*PROBLEM DETAILS:* Scan the entries below. List each line with "xlabel".

*PROVIDED RECORDS:*
○ ○ ○

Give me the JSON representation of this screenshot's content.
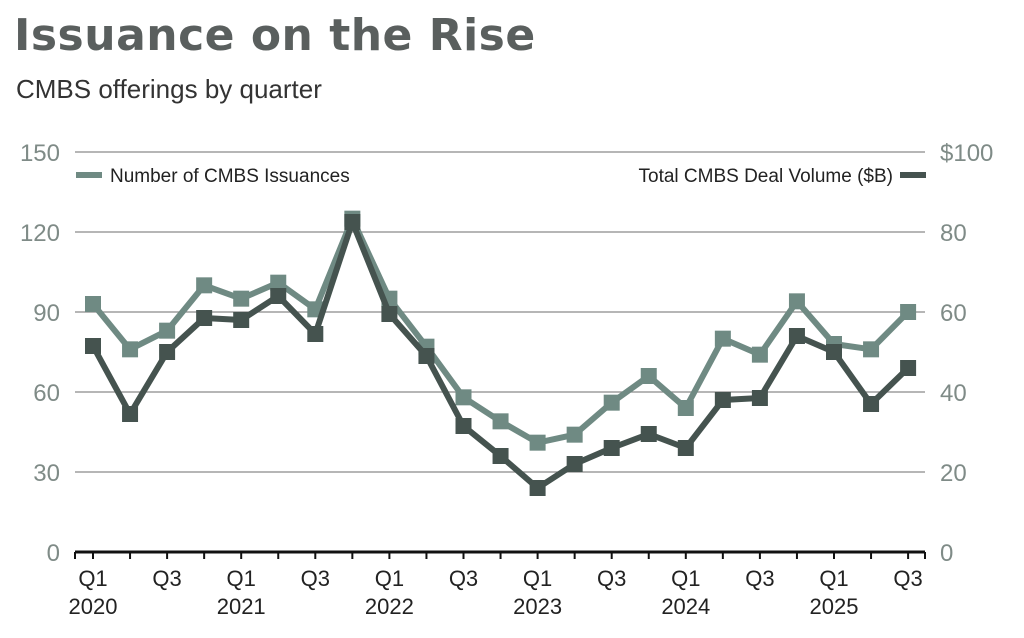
{
  "chart_data": {
    "type": "line",
    "title": "Issuance on the Rise",
    "subtitle": "CMBS offerings by quarter",
    "x": [
      "Q1 2020",
      "Q2 2020",
      "Q3 2020",
      "Q4 2020",
      "Q1 2021",
      "Q2 2021",
      "Q3 2021",
      "Q4 2021",
      "Q1 2022",
      "Q2 2022",
      "Q3 2022",
      "Q4 2022",
      "Q1 2023",
      "Q2 2023",
      "Q3 2023",
      "Q4 2023",
      "Q1 2024",
      "Q2 2024",
      "Q3 2024",
      "Q4 2024",
      "Q1 2025",
      "Q2 2025",
      "Q3 2025"
    ],
    "x_tick_labels": [
      {
        "index": 0,
        "q": "Q1",
        "year": "2020"
      },
      {
        "index": 2,
        "q": "Q3",
        "year": ""
      },
      {
        "index": 4,
        "q": "Q1",
        "year": "2021"
      },
      {
        "index": 6,
        "q": "Q3",
        "year": ""
      },
      {
        "index": 8,
        "q": "Q1",
        "year": "2022"
      },
      {
        "index": 10,
        "q": "Q3",
        "year": ""
      },
      {
        "index": 12,
        "q": "Q1",
        "year": "2023"
      },
      {
        "index": 14,
        "q": "Q3",
        "year": ""
      },
      {
        "index": 16,
        "q": "Q1",
        "year": "2024"
      },
      {
        "index": 18,
        "q": "Q3",
        "year": ""
      },
      {
        "index": 20,
        "q": "Q1",
        "year": "2025"
      },
      {
        "index": 22,
        "q": "Q3",
        "year": ""
      }
    ],
    "left_axis": {
      "ylim": [
        0,
        150
      ],
      "ticks": [
        "0",
        "30",
        "60",
        "90",
        "120",
        "150"
      ]
    },
    "right_axis": {
      "ylim": [
        0,
        100
      ],
      "ticks": [
        "0",
        "20",
        "40",
        "60",
        "80",
        "$100"
      ]
    },
    "grid": true,
    "legend_placement": "top",
    "series": [
      {
        "name": "Number of CMBS Issuances",
        "axis": "left",
        "color": "#6f8a83",
        "values": [
          93,
          76,
          83,
          100,
          95,
          101,
          91,
          125,
          95,
          77,
          58,
          49,
          41,
          44,
          56,
          66,
          54,
          80,
          74,
          94,
          78,
          76,
          90
        ]
      },
      {
        "name": "Total CMBS Deal Volume ($B)",
        "axis": "right",
        "color": "#45534f",
        "values": [
          51.5,
          34.5,
          50,
          58.5,
          58,
          64,
          54.5,
          82.5,
          59.5,
          49,
          31.5,
          24,
          16,
          22,
          26,
          29.5,
          26,
          38,
          38.5,
          54,
          50,
          37,
          46
        ]
      }
    ]
  }
}
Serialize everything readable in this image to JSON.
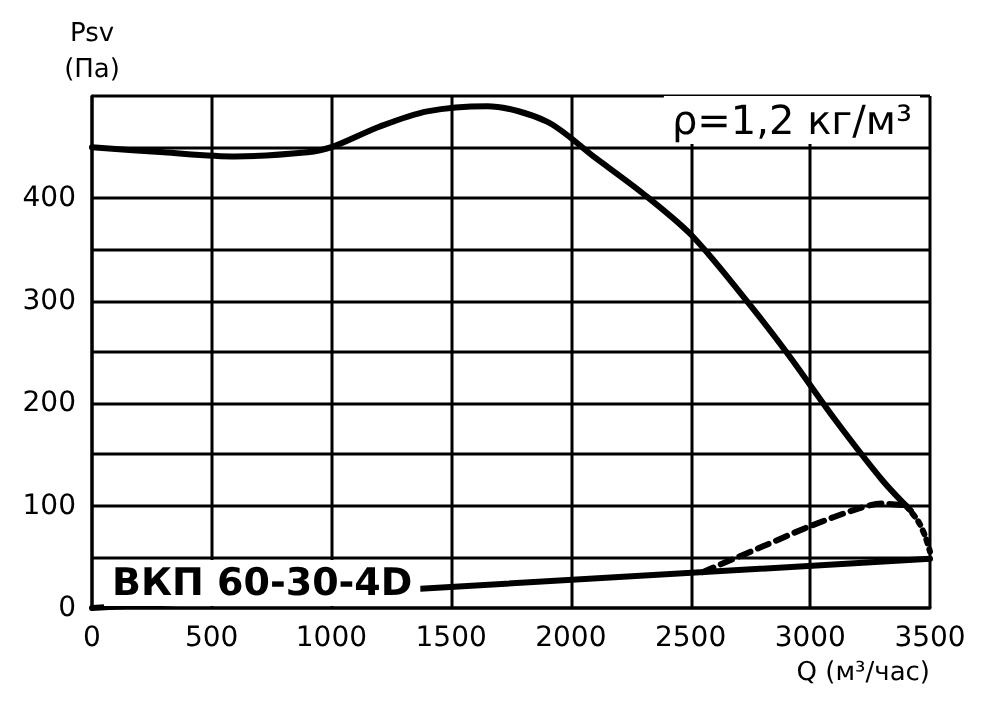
{
  "chart_data": {
    "type": "line",
    "title": "ВКП 60-30-4D",
    "xlabel": "Q (м³/час)",
    "ylabel": "Psv (Па)",
    "annotations": [
      "ρ=1,2 кг/м³"
    ],
    "xlim": [
      0,
      3500
    ],
    "ylim": [
      0,
      500
    ],
    "xticks": [
      0,
      500,
      1000,
      1500,
      2000,
      2500,
      3000,
      3500
    ],
    "yticks": [
      0,
      {
        "value": 50,
        "label": null
      },
      100,
      {
        "value": 150,
        "label": null
      },
      200,
      {
        "value": 250,
        "label": null
      },
      300,
      {
        "value": 350,
        "label": null
      },
      400,
      {
        "value": 450,
        "label": null
      },
      {
        "value": 500,
        "label": null
      }
    ],
    "grid": true,
    "marker": "none",
    "series": [
      {
        "color": "#000000",
        "line_style": "solid",
        "x": [
          0,
          300,
          600,
          900,
          1000,
          1200,
          1400,
          1650,
          1900,
          2100,
          2300,
          2500,
          2700,
          2900,
          3100,
          3300,
          3420
        ],
        "values": [
          450,
          445,
          441,
          445,
          450,
          470,
          485,
          490,
          475,
          440,
          405,
          365,
          310,
          250,
          185,
          125,
          95
        ]
      },
      {
        "color": "#000000",
        "line_style": "dashed",
        "x": [
          2550,
          2800,
          3000,
          3200,
          3300,
          3400
        ],
        "values": [
          35,
          60,
          80,
          97,
          102,
          100
        ]
      },
      {
        "color": "#000000",
        "line_style": "dotted",
        "x": [
          3400,
          3450,
          3480,
          3500
        ],
        "values": [
          100,
          85,
          70,
          55
        ]
      },
      {
        "color": "#000000",
        "line_style": "solid",
        "x": [
          0,
          3500
        ],
        "values": [
          0,
          48
        ]
      }
    ]
  }
}
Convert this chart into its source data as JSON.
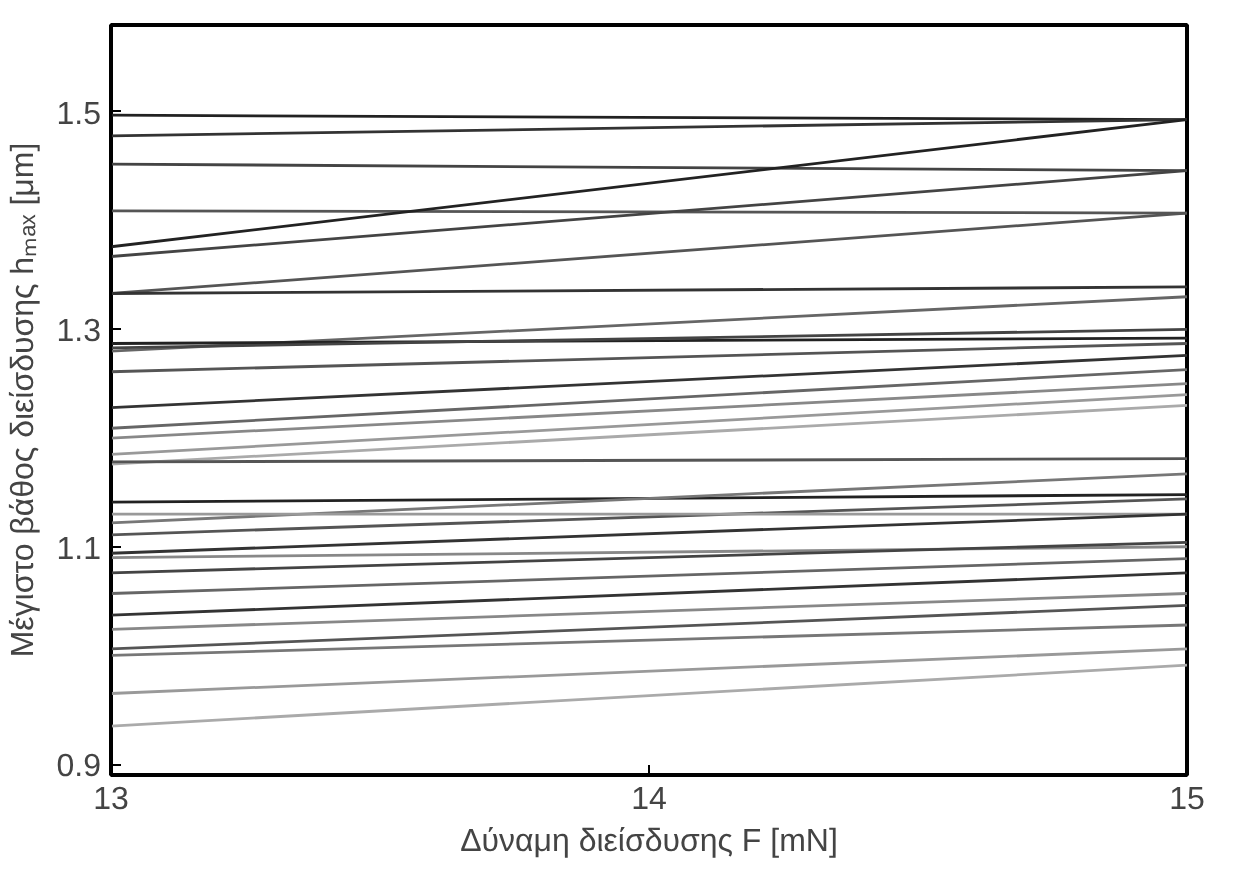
{
  "chart_data": {
    "type": "line",
    "xlabel": "Δύναμη διείσδυσης F [mN]",
    "ylabel": "Μέγιστο βάθος διείσδυσης hₘₐₓ [μm]",
    "x": [
      13,
      15
    ],
    "xlim": [
      13,
      15
    ],
    "ylim": [
      0.89,
      1.58
    ],
    "xticks": [
      13,
      14,
      15
    ],
    "yticks": [
      0.9,
      1.1,
      1.3,
      1.5
    ],
    "grid": false,
    "marker": "none",
    "line_style": "solid",
    "series": [
      {
        "color": "#222222",
        "values": [
          1.497,
          1.493
        ]
      },
      {
        "color": "#333333",
        "values": [
          1.478,
          1.493
        ]
      },
      {
        "color": "#444444",
        "values": [
          1.452,
          1.446
        ]
      },
      {
        "color": "#555555",
        "values": [
          1.409,
          1.407
        ]
      },
      {
        "color": "#222222",
        "values": [
          1.376,
          1.493
        ]
      },
      {
        "color": "#444444",
        "values": [
          1.367,
          1.446
        ]
      },
      {
        "color": "#555555",
        "values": [
          1.333,
          1.407
        ]
      },
      {
        "color": "#333333",
        "values": [
          1.333,
          1.339
        ]
      },
      {
        "color": "#666666",
        "values": [
          1.28,
          1.33
        ]
      },
      {
        "color": "#222222",
        "values": [
          1.287,
          1.292
        ]
      },
      {
        "color": "#444444",
        "values": [
          1.283,
          1.3
        ]
      },
      {
        "color": "#555555",
        "values": [
          1.261,
          1.287
        ]
      },
      {
        "color": "#333333",
        "values": [
          1.228,
          1.276
        ]
      },
      {
        "color": "#666666",
        "values": [
          1.209,
          1.263
        ]
      },
      {
        "color": "#888888",
        "values": [
          1.2,
          1.25
        ]
      },
      {
        "color": "#999999",
        "values": [
          1.185,
          1.24
        ]
      },
      {
        "color": "#aaaaaa",
        "values": [
          1.176,
          1.23
        ]
      },
      {
        "color": "#555555",
        "values": [
          1.178,
          1.181
        ]
      },
      {
        "color": "#222222",
        "values": [
          1.141,
          1.148
        ]
      },
      {
        "color": "#777777",
        "values": [
          1.122,
          1.167
        ]
      },
      {
        "color": "#555555",
        "values": [
          1.111,
          1.144
        ]
      },
      {
        "color": "#999999",
        "values": [
          1.13,
          1.13
        ]
      },
      {
        "color": "#333333",
        "values": [
          1.094,
          1.13
        ]
      },
      {
        "color": "#888888",
        "values": [
          1.09,
          1.1
        ]
      },
      {
        "color": "#444444",
        "values": [
          1.076,
          1.104
        ]
      },
      {
        "color": "#666666",
        "values": [
          1.057,
          1.089
        ]
      },
      {
        "color": "#333333",
        "values": [
          1.037,
          1.076
        ]
      },
      {
        "color": "#888888",
        "values": [
          1.024,
          1.057
        ]
      },
      {
        "color": "#555555",
        "values": [
          1.006,
          1.046
        ]
      },
      {
        "color": "#777777",
        "values": [
          1.0,
          1.028
        ]
      },
      {
        "color": "#999999",
        "values": [
          0.965,
          1.006
        ]
      },
      {
        "color": "#aaaaaa",
        "values": [
          0.935,
          0.991
        ]
      }
    ]
  }
}
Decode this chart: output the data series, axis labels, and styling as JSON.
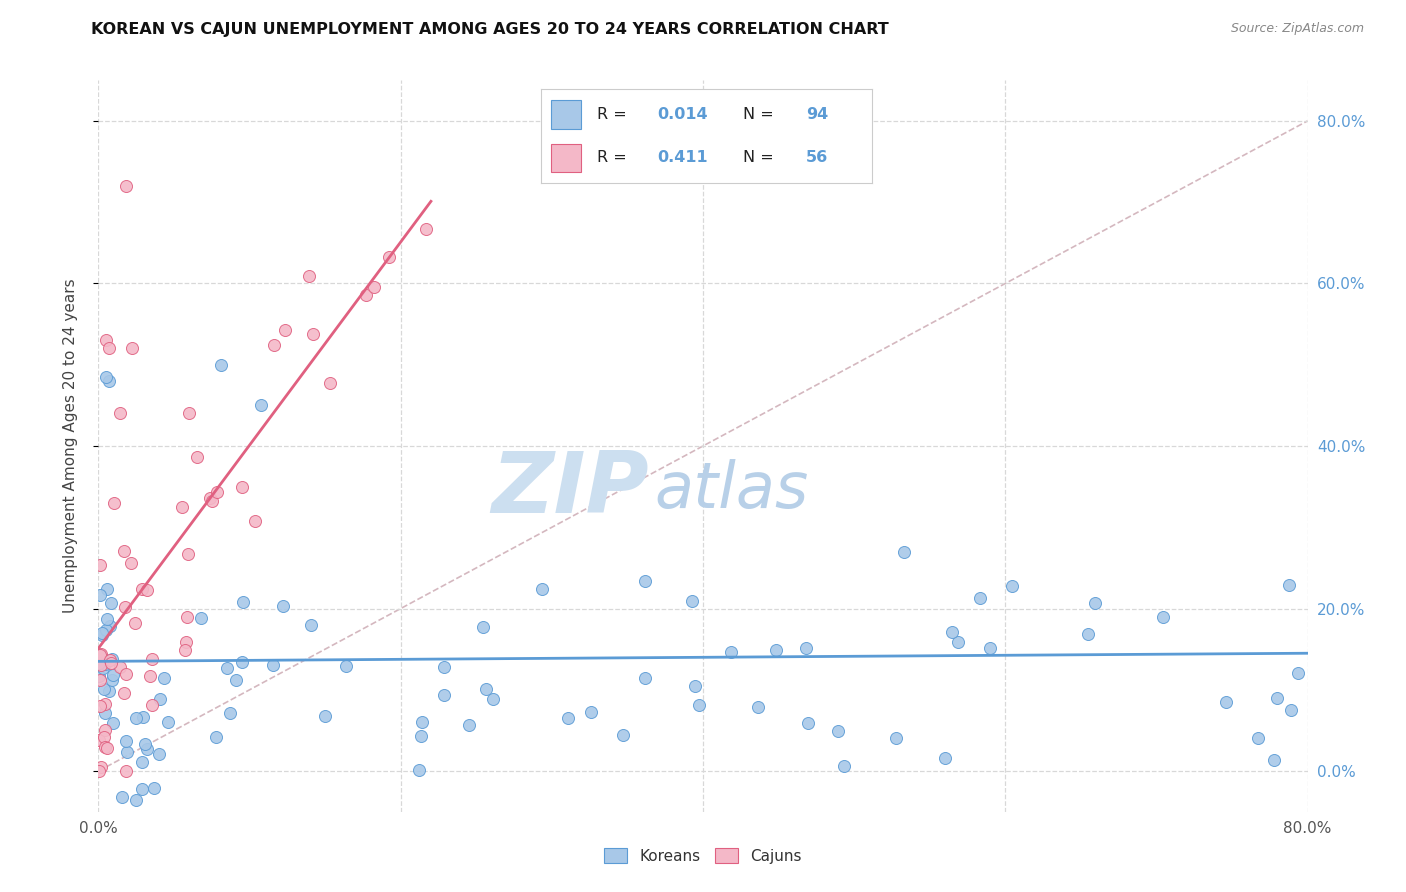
{
  "title": "KOREAN VS CAJUN UNEMPLOYMENT AMONG AGES 20 TO 24 YEARS CORRELATION CHART",
  "source": "Source: ZipAtlas.com",
  "ylabel": "Unemployment Among Ages 20 to 24 years",
  "korean_R": "0.014",
  "korean_N": "94",
  "cajun_R": "0.411",
  "cajun_N": "56",
  "xlim": [
    0.0,
    0.8
  ],
  "ylim": [
    -0.05,
    0.85
  ],
  "yticks": [
    0.0,
    0.2,
    0.4,
    0.6,
    0.8
  ],
  "ytick_labels": [
    "0.0%",
    "20.0%",
    "40.0%",
    "60.0%",
    "80.0%"
  ],
  "xtick_labels": [
    "0.0%",
    "80.0%"
  ],
  "korean_color_fill": "#a8c8e8",
  "korean_color_edge": "#5b9bd5",
  "cajun_color_fill": "#f4b8c8",
  "cajun_color_edge": "#e06080",
  "diag_color": "#d0b0b8",
  "korean_trend_color": "#5b9bd5",
  "cajun_trend_color": "#e06080",
  "watermark_zip_color": "#ccdff0",
  "watermark_atlas_color": "#b8d0e8",
  "grid_color": "#d8d8d8",
  "background_color": "#ffffff"
}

○ ○ ○

*ANSWER TO THIS TASK:*
    "xlabel": "Q (м³/час)",
    "xlabel": "Δύναμη διείσδυσης F [mN]",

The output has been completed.